• What is asked: Can you turn every line of the listing below into a JSON list of strings, one string per line, with blank lines and pictures left out?

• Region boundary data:
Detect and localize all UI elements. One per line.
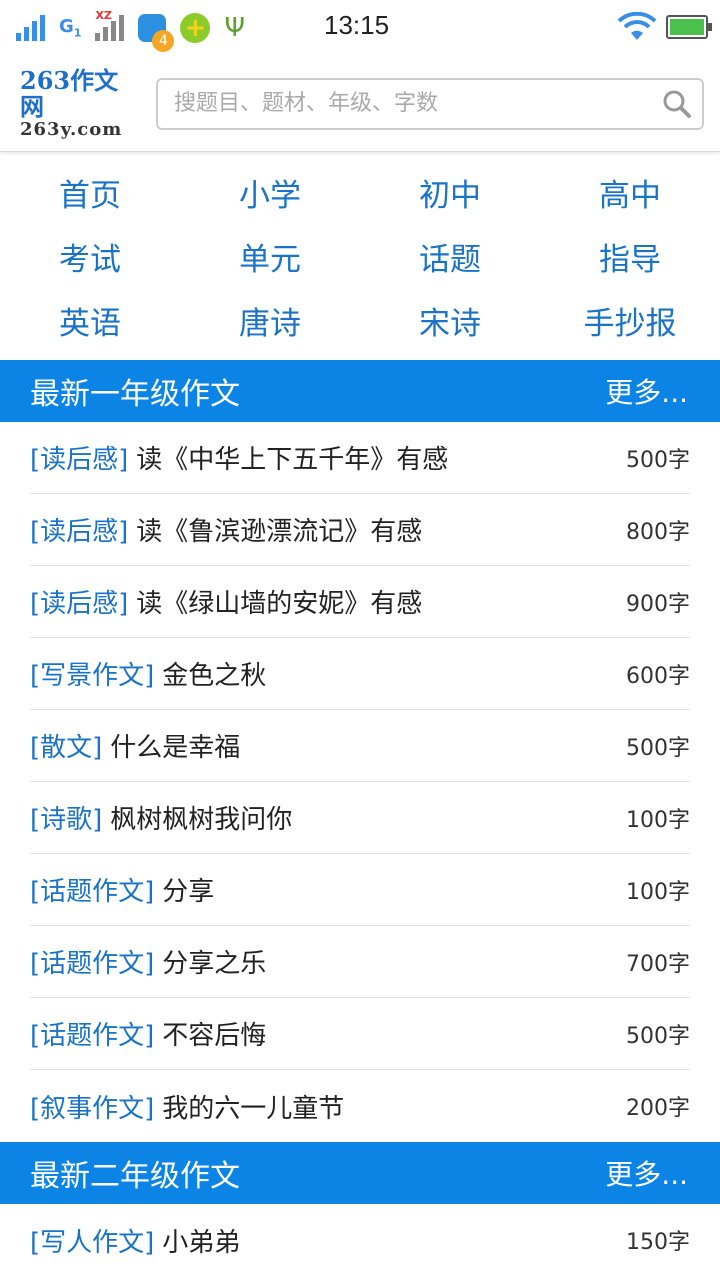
- usb-icon: Ψ: [224, 13, 245, 43]
- list-item[interactable]: [散文] 什么是幸福 500字: [30, 710, 690, 782]
- list-item[interactable]: [诗歌] 枫树枫树我问你 100字: [30, 782, 690, 854]
- nav-item-unit[interactable]: 单元: [180, 224, 360, 288]
- item-title[interactable]: 读《中华上下五千年》有感: [136, 439, 626, 476]
- item-category[interactable]: [话题作文]: [30, 871, 154, 908]
- logo-main-text: 263作文网: [20, 65, 119, 121]
- list-item[interactable]: [话题作文] 不容后悔 500字: [30, 998, 690, 1070]
- item-category[interactable]: [读后感]: [30, 583, 128, 620]
- nav-item-handwritten-newspaper[interactable]: 手抄报: [540, 288, 720, 352]
- battery-icon: [666, 15, 712, 39]
- item-word-count: 100字: [626, 807, 690, 833]
- item-category[interactable]: [叙事作文]: [30, 1088, 154, 1125]
- nav-item-senior-high[interactable]: 高中: [540, 160, 720, 224]
- more-link[interactable]: 更多...: [605, 1153, 688, 1193]
- section-header: 最新一年级作文 更多...: [0, 360, 720, 422]
- list-item[interactable]: [叙事作文] 我的六一儿童节 200字: [30, 1070, 690, 1142]
- item-category[interactable]: [写景作文]: [30, 655, 154, 692]
- site-header: 263作文网 263y.com: [0, 56, 720, 152]
- list-item[interactable]: [读后感] 读《鲁滨逊漂流记》有感 800字: [30, 494, 690, 566]
- article-list: [读后感] 读《中华上下五千年》有感 500字 [读后感] 读《鲁滨逊漂流记》有…: [0, 422, 720, 1142]
- notification-badge: 4: [152, 30, 175, 52]
- section-grade-1: 最新一年级作文 更多... [读后感] 读《中华上下五千年》有感 500字 [读…: [0, 360, 720, 1142]
- item-word-count: 200字: [626, 1096, 690, 1121]
- item-word-count: 100字: [626, 879, 690, 905]
- nav-item-exam[interactable]: 考试: [0, 224, 180, 288]
- item-title[interactable]: 读《绿山墙的安妮》有感: [136, 583, 626, 620]
- list-item[interactable]: [话题作文] 分享 100字: [30, 854, 690, 926]
- list-item[interactable]: [读后感] 读《中华上下五千年》有感 500字: [30, 422, 690, 494]
- item-word-count: 500字: [626, 447, 690, 473]
- item-category[interactable]: [写人作文]: [30, 1222, 154, 1259]
- search-box[interactable]: [156, 77, 704, 130]
- nav-item-home[interactable]: 首页: [0, 160, 180, 224]
- item-title[interactable]: 我的六一儿童节: [162, 1088, 626, 1125]
- item-category[interactable]: [读后感]: [30, 511, 128, 548]
- search-input[interactable]: [174, 91, 662, 116]
- item-word-count: 900字: [626, 591, 690, 617]
- item-word-count: 700字: [626, 951, 690, 977]
- carrier-mark: XZ: [95, 9, 112, 22]
- search-icon[interactable]: [662, 89, 692, 119]
- item-title[interactable]: 小弟弟: [162, 1222, 626, 1259]
- list-item[interactable]: [话题作文] 分享之乐 700字: [30, 926, 690, 998]
- item-title[interactable]: 分享: [162, 871, 626, 908]
- item-category[interactable]: [诗歌]: [30, 799, 102, 836]
- category-nav: 首页 小学 初中 高中 考试 单元 话题 指导 英语 唐诗 宋诗 手抄报: [0, 152, 720, 352]
- item-title[interactable]: 金色之秋: [162, 655, 626, 692]
- nav-item-topic[interactable]: 话题: [360, 224, 540, 288]
- item-word-count: 600字: [626, 663, 690, 689]
- item-title[interactable]: 枫树枫树我问你: [110, 799, 626, 836]
- item-word-count: 150字: [626, 1230, 690, 1255]
- list-item[interactable]: [读后感] 读《绿山墙的安妮》有感 900字: [30, 566, 690, 638]
- section-header: 最新二年级作文 更多...: [0, 1142, 720, 1204]
- item-category[interactable]: [话题作文]: [30, 943, 154, 980]
- item-word-count: 500字: [626, 1023, 690, 1049]
- list-item[interactable]: [写景作文] 金色之秋 600字: [30, 638, 690, 710]
- wifi-icon: [617, 12, 657, 40]
- section-title: 最新一年级作文: [30, 377, 240, 412]
- item-word-count: 500字: [626, 735, 690, 761]
- clock: 13:15: [324, 10, 390, 40]
- item-title[interactable]: 读《鲁滨逊漂流记》有感: [136, 511, 626, 548]
- article-list: [写人作文] 小弟弟 150字: [0, 1204, 720, 1276]
- more-link[interactable]: 更多...: [605, 371, 688, 411]
- nav-item-tang-poetry[interactable]: 唐诗: [180, 288, 360, 352]
- item-word-count: 800字: [626, 519, 690, 545]
- status-bar: G1 XZ 4 + Ψ 13:15: [0, 0, 720, 56]
- item-title[interactable]: 什么是幸福: [110, 727, 626, 764]
- app-notification-icon: 4: [138, 14, 175, 52]
- section-grade-2: 最新二年级作文 更多... [写人作文] 小弟弟 150字: [0, 1142, 720, 1276]
- nav-item-song-poetry[interactable]: 宋诗: [360, 288, 540, 352]
- network-type-label: G1: [59, 16, 82, 40]
- item-title[interactable]: 不容后悔: [162, 1015, 626, 1052]
- logo-sub-text: 263y.com: [20, 118, 123, 140]
- nav-item-english[interactable]: 英语: [0, 288, 180, 352]
- item-title[interactable]: 分享之乐: [162, 943, 626, 980]
- security-app-icon: +: [180, 13, 211, 43]
- list-item[interactable]: [写人作文] 小弟弟 150字: [30, 1204, 690, 1276]
- site-logo[interactable]: 263作文网 263y.com: [20, 65, 138, 140]
- signal-strength-icon: [16, 15, 45, 41]
- nav-item-primary-school[interactable]: 小学: [180, 160, 360, 224]
- nav-item-guide[interactable]: 指导: [540, 224, 720, 288]
- item-category[interactable]: [散文]: [30, 727, 102, 764]
- item-category[interactable]: [话题作文]: [30, 1015, 154, 1052]
- nav-item-junior-high[interactable]: 初中: [360, 160, 540, 224]
- section-title: 最新二年级作文: [30, 1159, 240, 1194]
- item-category[interactable]: [读后感]: [30, 439, 128, 476]
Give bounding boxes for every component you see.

• The result:
[
  "Detect and localize all UI elements. One per line.",
  "- usb-icon: Ψ: [224, 13, 245, 43]",
  "- list-item[interactable]: [散文] 什么是幸福 500字: [30, 710, 690, 782]",
  "- list-item[interactable]: [诗歌] 枫树枫树我问你 100字: [30, 782, 690, 854]",
  "- nav-item-unit[interactable]: 单元: [180, 224, 360, 288]",
  "- item-title[interactable]: 读《中华上下五千年》有感: [136, 439, 626, 476]",
  "- item-category[interactable]: [话题作文]: [30, 871, 154, 908]",
  "- logo-main-text: 263作文网: [20, 65, 119, 121]",
  "- list-item[interactable]: [话题作文] 不容后悔 500字: [30, 998, 690, 1070]",
  "- item-category[interactable]: [读后感]: [30, 583, 128, 620]",
  "- nav-item-handwritten-newspaper[interactable]: 手抄报: [540, 288, 720, 352]",
  "- battery-icon: [666, 15, 712, 39]",
  "- item-word-count: 100字: [626, 807, 690, 833]",
  "- item-category[interactable]: [叙事作文]: [30, 1088, 154, 1125]",
  "- nav-item-senior-high[interactable]: 高中: [540, 160, 720, 224]",
  "- more-link[interactable]: 更多...: [605, 1153, 688, 1193]",
  "- section-header: 最新一年级作文 更多...: [0, 360, 720, 422]",
  "- list-item[interactable]: [叙事作文] 我的六一儿童节 200字: [30, 1070, 690, 1142]",
  "- item-category[interactable]: [写景作文]: [30, 655, 154, 692]",
  "- site-header: 263作文网 263y.com: [0, 56, 720, 152]",
  "- list-item[interactable]: [读后感] 读《鲁滨逊漂流记》有感 800字: [30, 494, 690, 566]",
  "- article-list: [读后感] 读《中华上下五千年》有感 500字 [读后感] 读《鲁滨逊漂流记》有…: [0, 422, 720, 1142]",
  "- notification-badge: 4: [152, 30, 175, 52]",
  "- section-grade-1: 最新一年级作文 更多... [读后感] 读《中华上下五千年》有感 500字 [读…: [0, 360, 720, 1142]",
  "- item-word-count: 200字: [626, 1096, 690, 1121]",
  "- item-word-count: 100字: [626, 879, 690, 905]",
  "- nav-item-exam[interactable]: 考试: [0, 224, 180, 288]",
  "- item-title[interactable]: 读《绿山墙的安妮》有感: [136, 583, 626, 620]",
  "- list-item[interactable]: [话题作文] 分享 100字: [30, 854, 690, 926]",
  "- list-item[interactable]: [读后感] 读《中华上下五千年》有感 500字: [30, 422, 690, 494]",
  "- item-word-count: 500字: [626, 447, 690, 473]",
  "- item-category[interactable]: [写人作文]: [30, 1222, 154, 1259]",
  "- search-box[interactable]: [156, 77, 704, 130]",
  "- nav-item-home[interactable]: 首页: [0, 160, 180, 224]",
  "- item-title[interactable]: 我的六一儿童节: [162, 1088, 626, 1125]",
  "- item-category[interactable]: [读后感]: [30, 511, 128, 548]",
  "- search-input[interactable]: [174, 91, 662, 116]",
  "- item-word-count: 900字: [626, 591, 690, 617]",
  "- item-word-count: 700字: [626, 951, 690, 977]",
  "- carrier-mark: XZ: [95, 9, 112, 22]",
  "- search-icon[interactable]: [662, 89, 692, 119]",
  "- item-title[interactable]: 小弟弟: [162, 1222, 626, 1259]",
  "- list-item[interactable]: [话题作文] 分享之乐 700字: [30, 926, 690, 998]",
  "- item-title[interactable]: 分享: [162, 871, 626, 908]",
  "- item-category[interactable]: [诗歌]: [30, 799, 102, 836]",
  "- category-nav: 首页 小学 初中 高中 考试 单元 话题 指导 英语 唐诗 宋诗 手抄报: [0, 152, 720, 352]",
  "- item-title[interactable]: 金色之秋: [162, 655, 626, 692]",
  "- nav-item-topic[interactable]: 话题: [360, 224, 540, 288]",
  "- item-word-count: 600字: [626, 663, 690, 689]",
  "- item-title[interactable]: 枫树枫树我问你: [110, 799, 626, 836]",
  "- item-word-count: 150字: [626, 1230, 690, 1255]",
  "- list-item[interactable]: [读后感] 读《绿山墙的安妮》有感 900字: [30, 566, 690, 638]",
  "- section-header: 最新二年级作文 更多...: [0, 1142, 720, 1204]",
  "- item-category[interactable]: [话题作文]: [30, 943, 154, 980]",
  "- item-word-count: 500字: [626, 1023, 690, 1049]",
  "- list-item[interactable]: [写景作文] 金色之秋 600字: [30, 638, 690, 710]",
  "- wifi-icon: [617, 12, 657, 40]",
  "- section-title: 最新一年级作文: [30, 377, 240, 412]",
  "- item-word-count: 500字: [626, 735, 690, 761]",
  "- clock: 13:15: [324, 10, 390, 40]",
  "- item-title[interactable]: 读《鲁滨逊漂流记》有感: [136, 511, 626, 548]",
  "- article-list: [写人作文] 小弟弟 150字: [0, 1204, 720, 1276]",
  "- more-link[interactable]: 更多...: [605, 371, 688, 411]",
  "- nav-item-tang-poetry[interactable]: 唐诗: [180, 288, 360, 352]",
  "- item-word-count: 800字: [626, 519, 690, 545]",
  "- status-bar: G1 XZ 4 + Ψ 13:15: [0, 0, 720, 56]",
  "- item-title[interactable]: 什么是幸福: [110, 727, 626, 764]",
  "- app-notification-icon: 4: [138, 14, 175, 52]",
  "- section-grade-2: 最新二年级作文 更多... [写人作文] 小弟弟 150字: [0, 1142, 720, 1276]",
  "- nav-item-song-poetry[interactable]: 宋诗: [360, 288, 540, 352]",
  "- network-type-label: G1: [59, 16, 82, 40]",
  "- item-title[interactable]: 不容后悔: [162, 1015, 626, 1052]",
  "- logo-sub-text: 263y.com: [20, 118, 123, 140]",
  "- nav-item-english[interactable]: 英语: [0, 288, 180, 352]",
  "- item-title[interactable]: 分享之乐: [162, 943, 626, 980]",
  "- security-app-icon: +: [180, 13, 211, 43]",
  "- list-item[interactable]: [写人作文] 小弟弟 150字: [30, 1204, 690, 1276]",
  "- site-logo[interactable]: 263作文网 263y.com: [20, 65, 138, 140]",
  "- signal-strength-icon: [16, 15, 45, 41]",
  "- nav-item-primary-school[interactable]: 小学: [180, 160, 360, 224]",
  "- nav-item-guide[interactable]: 指导: [540, 224, 720, 288]",
  "- item-category[interactable]: [散文]: [30, 727, 102, 764]",
  "- item-category[interactable]: [话题作文]: [30, 1015, 154, 1052]",
  "- nav-item-junior-high[interactable]: 初中: [360, 160, 540, 224]",
  "- section-title: 最新二年级作文: [30, 1159, 240, 1194]",
  "- item-category[interactable]: [读后感]: [30, 439, 128, 476]",
  "Give bounding boxes for every component you see."
]